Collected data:
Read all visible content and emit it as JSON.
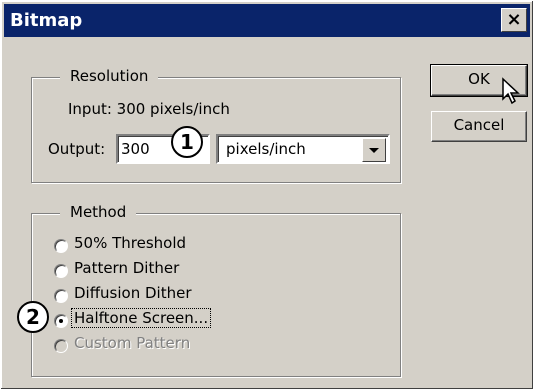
{
  "window": {
    "title": "Bitmap",
    "close_glyph": "×"
  },
  "resolution": {
    "legend": "Resolution",
    "input_text": "Input: 300 pixels/inch",
    "output_label": "Output:",
    "output_value": "300",
    "unit_selected": "pixels/inch"
  },
  "buttons": {
    "ok": "OK",
    "cancel": "Cancel"
  },
  "method": {
    "legend": "Method",
    "options": [
      {
        "label": "50% Threshold",
        "checked": false,
        "disabled": false
      },
      {
        "label": "Pattern Dither",
        "checked": false,
        "disabled": false
      },
      {
        "label": "Diffusion Dither",
        "checked": false,
        "disabled": false
      },
      {
        "label": "Halftone Screen...",
        "checked": true,
        "disabled": false
      },
      {
        "label": "Custom Pattern",
        "checked": false,
        "disabled": true
      }
    ]
  },
  "callouts": [
    "1",
    "2"
  ]
}
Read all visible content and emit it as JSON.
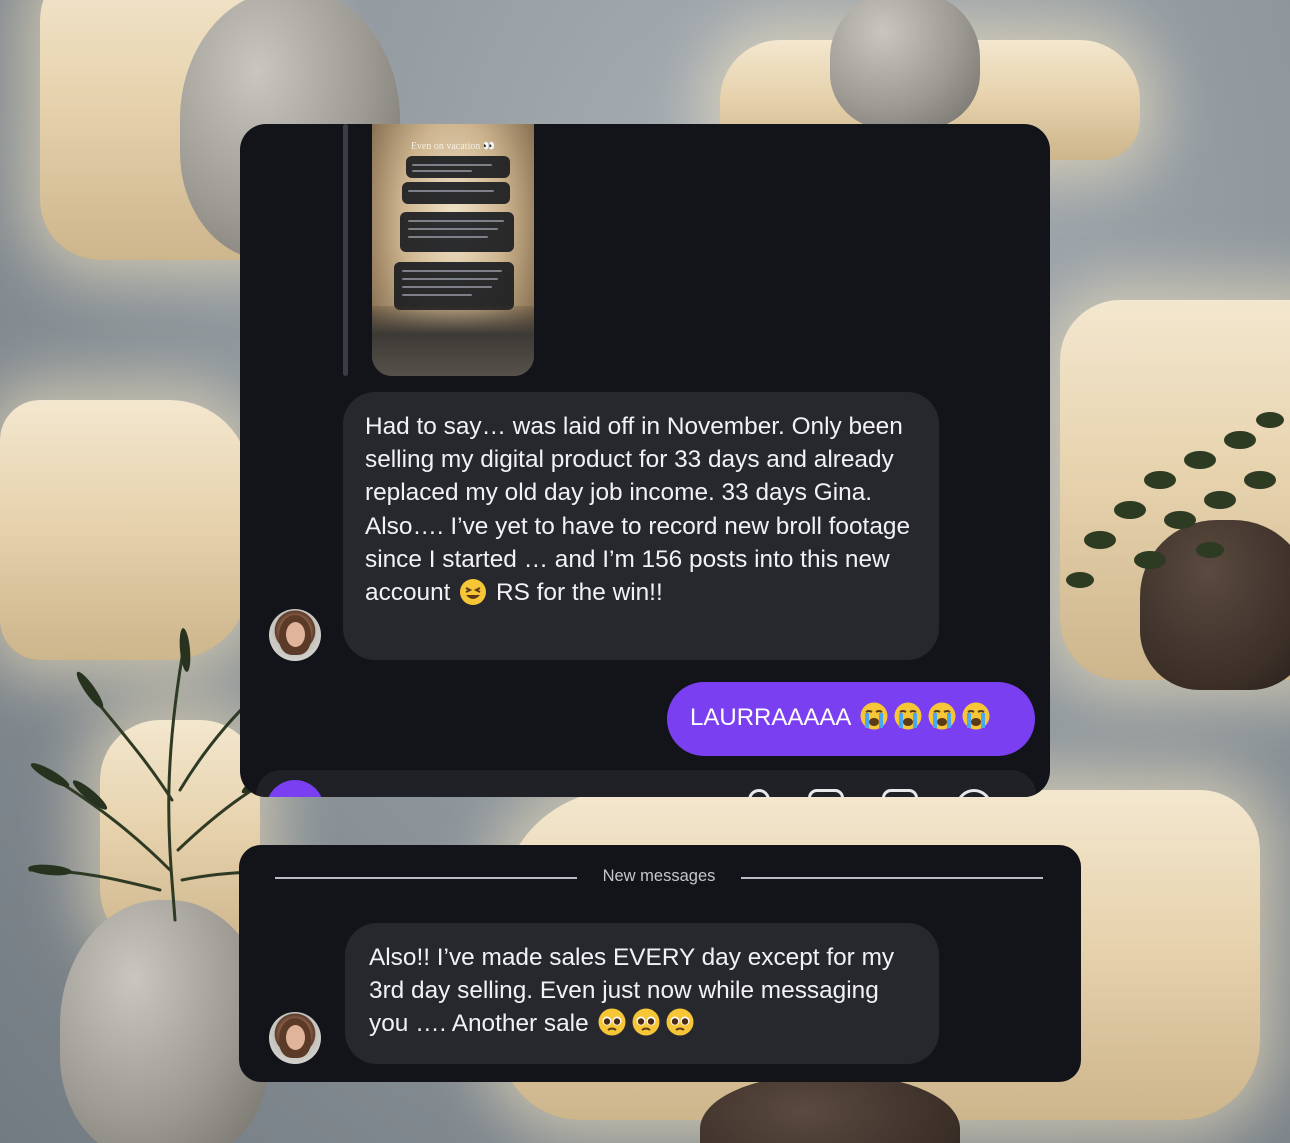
{
  "story": {
    "title": "Even on vacation 👀"
  },
  "messages": [
    {
      "sender": "them",
      "text": "Had to say… was laid off in November. Only been selling my digital product for 33 days and already replaced my old day job income. 33 days Gina. Also…. I’ve yet to have to record new broll footage since I started … and I’m 156 posts into this new account",
      "emoji_after": "😆",
      "text_end": "RS for the win!!"
    },
    {
      "sender": "me",
      "text": "LAURRAAAAA",
      "emojis": [
        "😭",
        "😭",
        "😭",
        "😭"
      ]
    }
  ],
  "divider": {
    "label": "New messages"
  },
  "new_messages": [
    {
      "sender": "them",
      "text": "Also!! I’ve made sales EVERY day except for my 3rd day selling. Even just now while messaging you …. Another sale",
      "emojis": [
        "🥺",
        "🥺",
        "🥺"
      ]
    }
  ],
  "composer": {
    "icons": [
      "camera-icon",
      "microphone-icon",
      "image-icon",
      "sticker-icon",
      "emoji-icon"
    ]
  },
  "colors": {
    "panel_background": "#12141a",
    "incoming_bubble": "#26282e",
    "outgoing_bubble": "#7a3ff0",
    "text": "#f2f2f4"
  }
}
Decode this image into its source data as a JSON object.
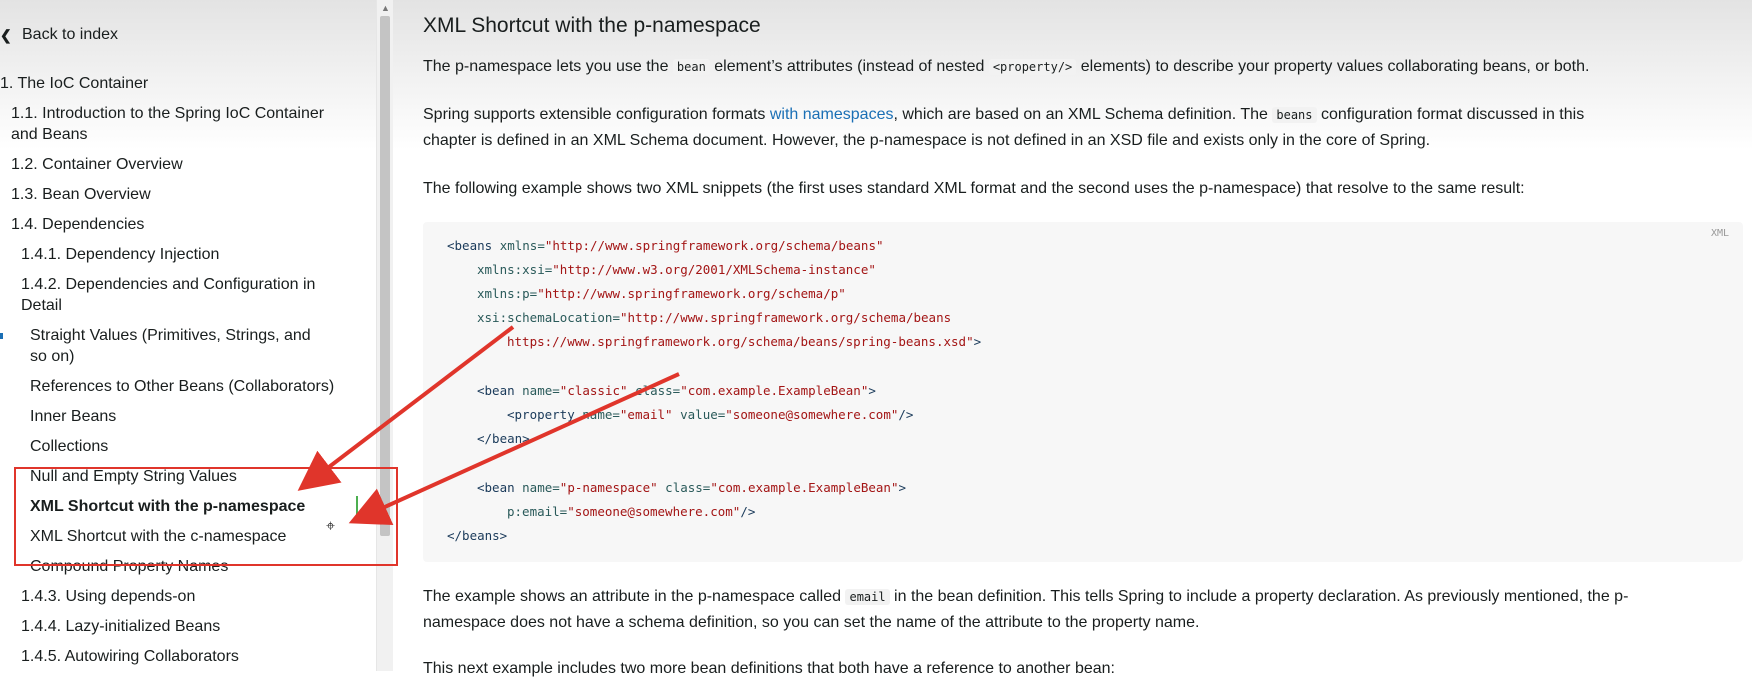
{
  "sidebar": {
    "back_label": "Back to index",
    "items": [
      {
        "label": "1. The IoC Container",
        "level": 0
      },
      {
        "label": "1.1. Introduction to the Spring IoC Container",
        "label2": "and Beans",
        "level": 1
      },
      {
        "label": "1.2. Container Overview",
        "level": 1
      },
      {
        "label": "1.3. Bean Overview",
        "level": 1
      },
      {
        "label": "1.4. Dependencies",
        "level": 1
      },
      {
        "label": "1.4.1. Dependency Injection",
        "level": 2
      },
      {
        "label": "1.4.2. Dependencies and Configuration in",
        "label2": "Detail",
        "level": 2
      },
      {
        "label": "Straight Values (Primitives, Strings, and",
        "label2": "so on)",
        "level": 3
      },
      {
        "label": "References to Other Beans (Collaborators)",
        "level": 3
      },
      {
        "label": "Inner Beans",
        "level": 3
      },
      {
        "label": "Collections",
        "level": 3
      },
      {
        "label": "Null and Empty String Values",
        "level": 3
      },
      {
        "label": "XML Shortcut with the p-namespace",
        "level": 3,
        "active": true
      },
      {
        "label": "XML Shortcut with the c-namespace",
        "level": 3
      },
      {
        "label": "Compound Property Names",
        "level": 3
      },
      {
        "label": "1.4.3. Using depends-on",
        "level": 2
      },
      {
        "label": "1.4.4. Lazy-initialized Beans",
        "level": 2
      },
      {
        "label": "1.4.5. Autowiring Collaborators",
        "level": 2
      }
    ]
  },
  "main": {
    "title": "XML Shortcut with the p-namespace",
    "p1": {
      "a": "The p-namespace lets you use the ",
      "code1": "bean",
      "b": " element’s attributes (instead of nested ",
      "code2": "<property/>",
      "c": " elements) to describe your property values collaborating beans, or both."
    },
    "p2": {
      "a": "Spring supports extensible configuration formats ",
      "link": "with namespaces",
      "b": ", which are based on an XML Schema definition. The ",
      "code": "beans",
      "c": " configuration format discussed in this",
      "line2": "chapter is defined in an XML Schema document. However, the p-namespace is not defined in an XSD file and exists only in the core of Spring."
    },
    "p3": "The following example shows two XML snippets (the first uses standard XML format and the second uses the p-namespace) that resolve to the same result:",
    "code": {
      "lang": "XML",
      "l1_tag": "<beans ",
      "l1_attr": "xmlns=",
      "l1_str": "\"http://www.springframework.org/schema/beans\"",
      "l2_attr": "xmlns:xsi=",
      "l2_str": "\"http://www.w3.org/2001/XMLSchema-instance\"",
      "l3_attr": "xmlns:p=",
      "l3_str": "\"http://www.springframework.org/schema/p\"",
      "l4_attr": "xsi:schemaLocation=",
      "l4_str": "\"http://www.springframework.org/schema/beans",
      "l5_str": "https://www.springframework.org/schema/beans/spring-beans.xsd\"",
      "l5_tag": ">",
      "l6_tag": "<bean ",
      "l6_attr1": "name=",
      "l6_str1": "\"classic\"",
      "l6_attr2": " class=",
      "l6_str2": "\"com.example.ExampleBean\"",
      "l6_end": ">",
      "l7_tag": "<property ",
      "l7_attr1": "name=",
      "l7_str1": "\"email\"",
      "l7_attr2": " value=",
      "l7_str2": "\"someone@somewhere.com\"",
      "l7_end": "/>",
      "l8": "</bean>",
      "l9_tag": "<bean ",
      "l9_attr1": "name=",
      "l9_str1": "\"p-namespace\"",
      "l9_attr2": " class=",
      "l9_str2": "\"com.example.ExampleBean\"",
      "l9_end": ">",
      "l10_attr": "p:email=",
      "l10_str": "\"someone@somewhere.com\"",
      "l10_end": "/>",
      "l11": "</beans>"
    },
    "p4_line1": "The example shows an attribute in the p-namespace called ",
    "p4_code": "email",
    "p4_line1b": " in the bean definition. This tells Spring to include a property declaration. As previously mentioned, the p-",
    "p4_line2": "namespace does not have a schema definition, so you can set the name of the attribute to the property name.",
    "p5": "This next example includes two more bean definitions that both have a reference to another bean:"
  },
  "colors": {
    "annotation": "#e0352b",
    "link": "#1a6fb5"
  }
}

- _EXERCISE DIRECTIONS_:
Copy each line of the records precisely and drop any images they hold.

- _OUTPUT FOR THIS EXERCISE_:
Read all visible content and emit it as JSON.
{
  "window": {
    "title": "Bitmap",
    "close_glyph": "×"
  },
  "resolution": {
    "legend": "Resolution",
    "input_text": "Input: 300 pixels/inch",
    "output_label": "Output:",
    "output_value": "300",
    "unit_selected": "pixels/inch"
  },
  "buttons": {
    "ok": "OK",
    "cancel": "Cancel"
  },
  "method": {
    "legend": "Method",
    "options": [
      {
        "label": "50% Threshold",
        "checked": false,
        "disabled": false
      },
      {
        "label": "Pattern Dither",
        "checked": false,
        "disabled": false
      },
      {
        "label": "Diffusion Dither",
        "checked": false,
        "disabled": false
      },
      {
        "label": "Halftone Screen...",
        "checked": true,
        "disabled": false
      },
      {
        "label": "Custom Pattern",
        "checked": false,
        "disabled": true
      }
    ]
  },
  "callouts": [
    "1",
    "2"
  ]
}
Read all visible content and emit it as JSON.
{
  "story": {
    "title": "Even on vacation 👀"
  },
  "messages": [
    {
      "sender": "them",
      "text": "Had to say… was laid off in November. Only been selling my digital product for 33 days and already replaced my old day job income. 33 days Gina. Also…. I’ve yet to have to record new broll footage since I started … and I’m 156 posts into this new account",
      "emoji_after": "😆",
      "text_end": "RS for the win!!"
    },
    {
      "sender": "me",
      "text": "LAURRAAAAA",
      "emojis": [
        "😭",
        "😭",
        "😭",
        "😭"
      ]
    }
  ],
  "divider": {
    "label": "New messages"
  },
  "new_messages": [
    {
      "sender": "them",
      "text": "Also!! I’ve made sales EVERY day except for my 3rd day selling. Even just now while messaging you …. Another sale",
      "emojis": [
        "🥺",
        "🥺",
        "🥺"
      ]
    }
  ],
  "composer": {
    "icons": [
      "camera-icon",
      "microphone-icon",
      "image-icon",
      "sticker-icon",
      "emoji-icon"
    ]
  },
  "colors": {
    "panel_background": "#12141a",
    "incoming_bubble": "#26282e",
    "outgoing_bubble": "#7a3ff0",
    "text": "#f2f2f4"
  }
}
Decode this image into its source data as a JSON object.
{
  "sidebar": {
    "back_label": "Back to index",
    "items": [
      {
        "label": "1. The IoC Container",
        "level": 0
      },
      {
        "label": "1.1. Introduction to the Spring IoC Container",
        "label2": "and Beans",
        "level": 1
      },
      {
        "label": "1.2. Container Overview",
        "level": 1
      },
      {
        "label": "1.3. Bean Overview",
        "level": 1
      },
      {
        "label": "1.4. Dependencies",
        "level": 1
      },
      {
        "label": "1.4.1. Dependency Injection",
        "level": 2
      },
      {
        "label": "1.4.2. Dependencies and Configuration in",
        "label2": "Detail",
        "level": 2
      },
      {
        "label": "Straight Values (Primitives, Strings, and",
        "label2": "so on)",
        "level": 3
      },
      {
        "label": "References to Other Beans (Collaborators)",
        "level": 3
      },
      {
        "label": "Inner Beans",
        "level": 3
      },
      {
        "label": "Collections",
        "level": 3
      },
      {
        "label": "Null and Empty String Values",
        "level": 3
      },
      {
        "label": "XML Shortcut with the p-namespace",
        "level": 3,
        "active": true
      },
      {
        "label": "XML Shortcut with the c-namespace",
        "level": 3
      },
      {
        "label": "Compound Property Names",
        "level": 3
      },
      {
        "label": "1.4.3. Using depends-on",
        "level": 2
      },
      {
        "label": "1.4.4. Lazy-initialized Beans",
        "level": 2
      },
      {
        "label": "1.4.5. Autowiring Collaborators",
        "level": 2
      }
    ]
  },
  "main": {
    "title": "XML Shortcut with the p-namespace",
    "p1": {
      "a": "The p-namespace lets you use the ",
      "code1": "bean",
      "b": " element’s attributes (instead of nested ",
      "code2": "<property/>",
      "c": " elements) to describe your property values collaborating beans, or both."
    },
    "p2": {
      "a": "Spring supports extensible configuration formats ",
      "link": "with namespaces",
      "b": ", which are based on an XML Schema definition. The ",
      "code": "beans",
      "c": " configuration format discussed in this",
      "line2": "chapter is defined in an XML Schema document. However, the p-namespace is not defined in an XSD file and exists only in the core of Spring."
    },
    "p3": "The following example shows two XML snippets (the first uses standard XML format and the second uses the p-namespace) that resolve to the same result:",
    "code": {
      "lang": "XML",
      "l1_tag": "<beans ",
      "l1_attr": "xmlns=",
      "l1_str": "\"http://www.springframework.org/schema/beans\"",
      "l2_attr": "xmlns:xsi=",
      "l2_str": "\"http://www.w3.org/2001/XMLSchema-instance\"",
      "l3_attr": "xmlns:p=",
      "l3_str": "\"http://www.springframework.org/schema/p\"",
      "l4_attr": "xsi:schemaLocation=",
      "l4_str": "\"http://www.springframework.org/schema/beans",
      "l5_str": "https://www.springframework.org/schema/beans/spring-beans.xsd\"",
      "l5_tag": ">",
      "l6_tag": "<bean ",
      "l6_attr1": "name=",
      "l6_str1": "\"classic\"",
      "l6_attr2": " class=",
      "l6_str2": "\"com.example.ExampleBean\"",
      "l6_end": ">",
      "l7_tag": "<property ",
      "l7_attr1": "name=",
      "l7_str1": "\"email\"",
      "l7_attr2": " value=",
      "l7_str2": "\"someone@somewhere.com\"",
      "l7_end": "/>",
      "l8": "</bean>",
      "l9_tag": "<bean ",
      "l9_attr1": "name=",
      "l9_str1": "\"p-namespace\"",
      "l9_attr2": " class=",
      "l9_str2": "\"com.example.ExampleBean\"",
      "l9_end": ">",
      "l10_attr": "p:email=",
      "l10_str": "\"someone@somewhere.com\"",
      "l10_end": "/>",
      "l11": "</beans>"
    },
    "p4_line1": "The example shows an attribute in the p-namespace called ",
    "p4_code": "email",
    "p4_line1b": " in the bean definition. This tells Spring to include a property declaration. As previously mentioned, the p-",
    "p4_line2": "namespace does not have a schema definition, so you can set the name of the attribute to the property name.",
    "p5": "This next example includes two more bean definitions that both have a reference to another bean:"
  },
  "colors": {
    "annotation": "#e0352b",
    "link": "#1a6fb5"
  }
}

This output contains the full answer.